▸ WRITTEN INSTRUCTION
Retype each line exactly. Skip images.

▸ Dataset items
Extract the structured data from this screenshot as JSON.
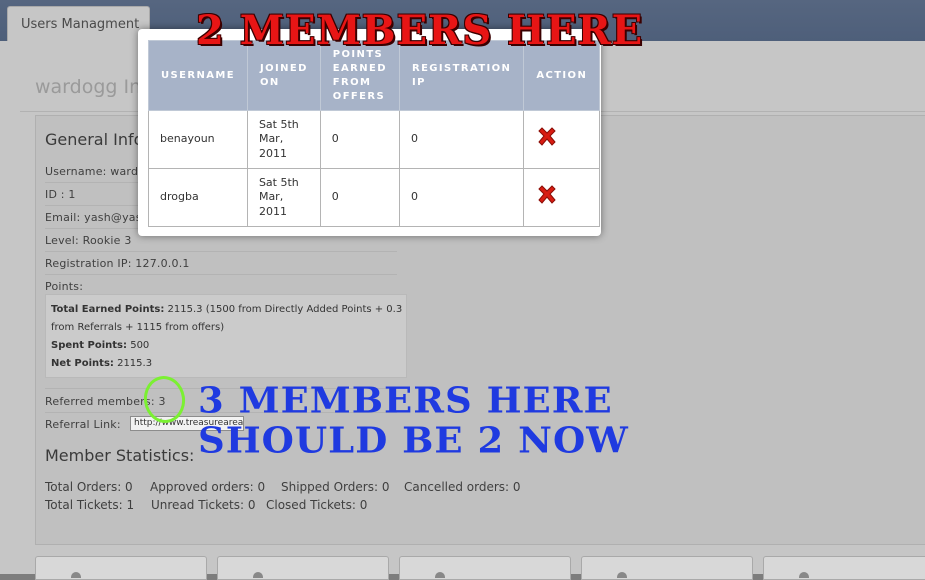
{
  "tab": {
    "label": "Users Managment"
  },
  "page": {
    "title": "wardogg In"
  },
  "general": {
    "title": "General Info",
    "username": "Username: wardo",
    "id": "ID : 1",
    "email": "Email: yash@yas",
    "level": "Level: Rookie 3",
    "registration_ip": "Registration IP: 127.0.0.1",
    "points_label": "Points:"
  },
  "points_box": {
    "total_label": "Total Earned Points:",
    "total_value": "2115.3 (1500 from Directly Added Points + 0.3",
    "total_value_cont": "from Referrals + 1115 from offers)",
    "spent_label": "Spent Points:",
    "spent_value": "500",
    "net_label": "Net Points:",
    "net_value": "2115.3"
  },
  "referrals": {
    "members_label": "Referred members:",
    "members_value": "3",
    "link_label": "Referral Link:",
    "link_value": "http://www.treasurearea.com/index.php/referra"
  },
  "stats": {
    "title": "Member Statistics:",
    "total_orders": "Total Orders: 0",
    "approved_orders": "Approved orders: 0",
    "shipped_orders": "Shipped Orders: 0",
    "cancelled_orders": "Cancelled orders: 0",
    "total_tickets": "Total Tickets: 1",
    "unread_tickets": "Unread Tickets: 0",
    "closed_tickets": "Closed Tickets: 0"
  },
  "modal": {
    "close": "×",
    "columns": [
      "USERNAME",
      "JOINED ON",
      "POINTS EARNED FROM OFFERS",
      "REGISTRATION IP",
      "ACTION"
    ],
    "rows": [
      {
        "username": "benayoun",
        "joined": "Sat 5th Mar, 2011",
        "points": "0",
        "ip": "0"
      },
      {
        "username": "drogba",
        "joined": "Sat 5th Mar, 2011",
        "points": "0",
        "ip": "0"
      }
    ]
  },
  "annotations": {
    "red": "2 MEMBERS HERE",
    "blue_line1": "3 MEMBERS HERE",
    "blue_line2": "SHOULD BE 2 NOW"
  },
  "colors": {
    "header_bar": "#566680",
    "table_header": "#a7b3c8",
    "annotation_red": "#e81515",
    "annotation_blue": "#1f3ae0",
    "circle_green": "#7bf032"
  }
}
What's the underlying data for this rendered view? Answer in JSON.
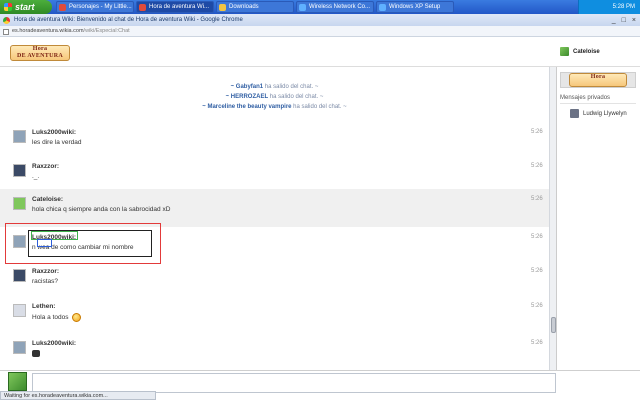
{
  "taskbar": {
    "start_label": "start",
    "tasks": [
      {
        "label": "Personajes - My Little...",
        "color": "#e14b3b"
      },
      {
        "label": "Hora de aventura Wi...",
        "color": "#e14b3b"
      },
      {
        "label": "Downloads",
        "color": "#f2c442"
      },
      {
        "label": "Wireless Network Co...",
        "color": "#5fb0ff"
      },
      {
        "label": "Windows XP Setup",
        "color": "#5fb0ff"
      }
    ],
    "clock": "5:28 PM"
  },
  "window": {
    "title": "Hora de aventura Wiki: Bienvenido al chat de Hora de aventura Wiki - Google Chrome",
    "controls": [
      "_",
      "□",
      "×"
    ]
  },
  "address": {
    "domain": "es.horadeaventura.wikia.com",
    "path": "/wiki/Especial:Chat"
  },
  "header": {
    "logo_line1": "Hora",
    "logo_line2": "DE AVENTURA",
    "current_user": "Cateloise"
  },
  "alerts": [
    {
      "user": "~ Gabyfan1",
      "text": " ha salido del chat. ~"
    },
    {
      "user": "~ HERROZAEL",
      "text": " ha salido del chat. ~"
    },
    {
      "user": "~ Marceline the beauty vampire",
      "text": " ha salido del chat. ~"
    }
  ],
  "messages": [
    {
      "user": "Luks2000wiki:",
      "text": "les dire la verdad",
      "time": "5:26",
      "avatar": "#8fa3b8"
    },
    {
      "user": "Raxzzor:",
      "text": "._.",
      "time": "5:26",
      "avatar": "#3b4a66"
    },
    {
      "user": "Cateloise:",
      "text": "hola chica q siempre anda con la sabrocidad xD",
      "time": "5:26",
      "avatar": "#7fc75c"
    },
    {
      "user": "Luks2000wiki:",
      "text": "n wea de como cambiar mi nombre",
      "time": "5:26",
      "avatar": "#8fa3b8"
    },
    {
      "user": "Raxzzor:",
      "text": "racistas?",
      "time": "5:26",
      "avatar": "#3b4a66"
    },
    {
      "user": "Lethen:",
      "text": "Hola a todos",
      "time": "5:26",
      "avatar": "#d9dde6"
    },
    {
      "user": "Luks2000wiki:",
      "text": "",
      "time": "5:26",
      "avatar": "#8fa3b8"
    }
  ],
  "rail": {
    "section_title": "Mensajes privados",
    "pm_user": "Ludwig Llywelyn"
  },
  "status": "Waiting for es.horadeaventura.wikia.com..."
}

▸ THE REPLY
Extract the structured data from this screenshot as JSON.
{
  "tab": {
    "label": "Users Managment"
  },
  "page": {
    "title": "wardogg In"
  },
  "general": {
    "title": "General Info",
    "username": "Username: wardo",
    "id": "ID : 1",
    "email": "Email: yash@yas",
    "level": "Level: Rookie 3",
    "registration_ip": "Registration IP: 127.0.0.1",
    "points_label": "Points:"
  },
  "points_box": {
    "total_label": "Total Earned Points:",
    "total_value": "2115.3 (1500 from Directly Added Points + 0.3",
    "total_value_cont": "from Referrals + 1115 from offers)",
    "spent_label": "Spent Points:",
    "spent_value": "500",
    "net_label": "Net Points:",
    "net_value": "2115.3"
  },
  "referrals": {
    "members_label": "Referred members:",
    "members_value": "3",
    "link_label": "Referral Link:",
    "link_value": "http://www.treasurearea.com/index.php/referra"
  },
  "stats": {
    "title": "Member Statistics:",
    "total_orders": "Total Orders: 0",
    "approved_orders": "Approved orders: 0",
    "shipped_orders": "Shipped Orders: 0",
    "cancelled_orders": "Cancelled orders: 0",
    "total_tickets": "Total Tickets: 1",
    "unread_tickets": "Unread Tickets: 0",
    "closed_tickets": "Closed Tickets: 0"
  },
  "modal": {
    "close": "×",
    "columns": [
      "USERNAME",
      "JOINED ON",
      "POINTS EARNED FROM OFFERS",
      "REGISTRATION IP",
      "ACTION"
    ],
    "rows": [
      {
        "username": "benayoun",
        "joined": "Sat 5th Mar, 2011",
        "points": "0",
        "ip": "0"
      },
      {
        "username": "drogba",
        "joined": "Sat 5th Mar, 2011",
        "points": "0",
        "ip": "0"
      }
    ]
  },
  "annotations": {
    "red": "2 MEMBERS HERE",
    "blue_line1": "3 MEMBERS HERE",
    "blue_line2": "SHOULD BE 2 NOW"
  },
  "colors": {
    "header_bar": "#566680",
    "table_header": "#a7b3c8",
    "annotation_red": "#e81515",
    "annotation_blue": "#1f3ae0",
    "circle_green": "#7bf032"
  }
}
What's the underlying data for this rendered view? Answer in JSON.
{
  "taskbar": {
    "start_label": "start",
    "tasks": [
      {
        "label": "Personajes - My Little...",
        "color": "#e14b3b"
      },
      {
        "label": "Hora de aventura Wi...",
        "color": "#e14b3b"
      },
      {
        "label": "Downloads",
        "color": "#f2c442"
      },
      {
        "label": "Wireless Network Co...",
        "color": "#5fb0ff"
      },
      {
        "label": "Windows XP Setup",
        "color": "#5fb0ff"
      }
    ],
    "clock": "5:28 PM"
  },
  "window": {
    "title": "Hora de aventura Wiki: Bienvenido al chat de Hora de aventura Wiki - Google Chrome",
    "controls": [
      "_",
      "□",
      "×"
    ]
  },
  "address": {
    "domain": "es.horadeaventura.wikia.com",
    "path": "/wiki/Especial:Chat"
  },
  "header": {
    "logo_line1": "Hora",
    "logo_line2": "DE AVENTURA",
    "current_user": "Cateloise"
  },
  "alerts": [
    {
      "user": "~ Gabyfan1",
      "text": " ha salido del chat. ~"
    },
    {
      "user": "~ HERROZAEL",
      "text": " ha salido del chat. ~"
    },
    {
      "user": "~ Marceline the beauty vampire",
      "text": " ha salido del chat. ~"
    }
  ],
  "messages": [
    {
      "user": "Luks2000wiki:",
      "text": "les dire la verdad",
      "time": "5:26",
      "avatar": "#8fa3b8"
    },
    {
      "user": "Raxzzor:",
      "text": "._.",
      "time": "5:26",
      "avatar": "#3b4a66"
    },
    {
      "user": "Cateloise:",
      "text": "hola chica q siempre anda con la sabrocidad xD",
      "time": "5:26",
      "avatar": "#7fc75c"
    },
    {
      "user": "Luks2000wiki:",
      "text": "n wea de como cambiar mi nombre",
      "time": "5:26",
      "avatar": "#8fa3b8"
    },
    {
      "user": "Raxzzor:",
      "text": "racistas?",
      "time": "5:26",
      "avatar": "#3b4a66"
    },
    {
      "user": "Lethen:",
      "text": "Hola a todos",
      "time": "5:26",
      "avatar": "#d9dde6"
    },
    {
      "user": "Luks2000wiki:",
      "text": "",
      "time": "5:26",
      "avatar": "#8fa3b8"
    }
  ],
  "rail": {
    "section_title": "Mensajes privados",
    "pm_user": "Ludwig Llywelyn"
  },
  "status": "Waiting for es.horadeaventura.wikia.com..."
}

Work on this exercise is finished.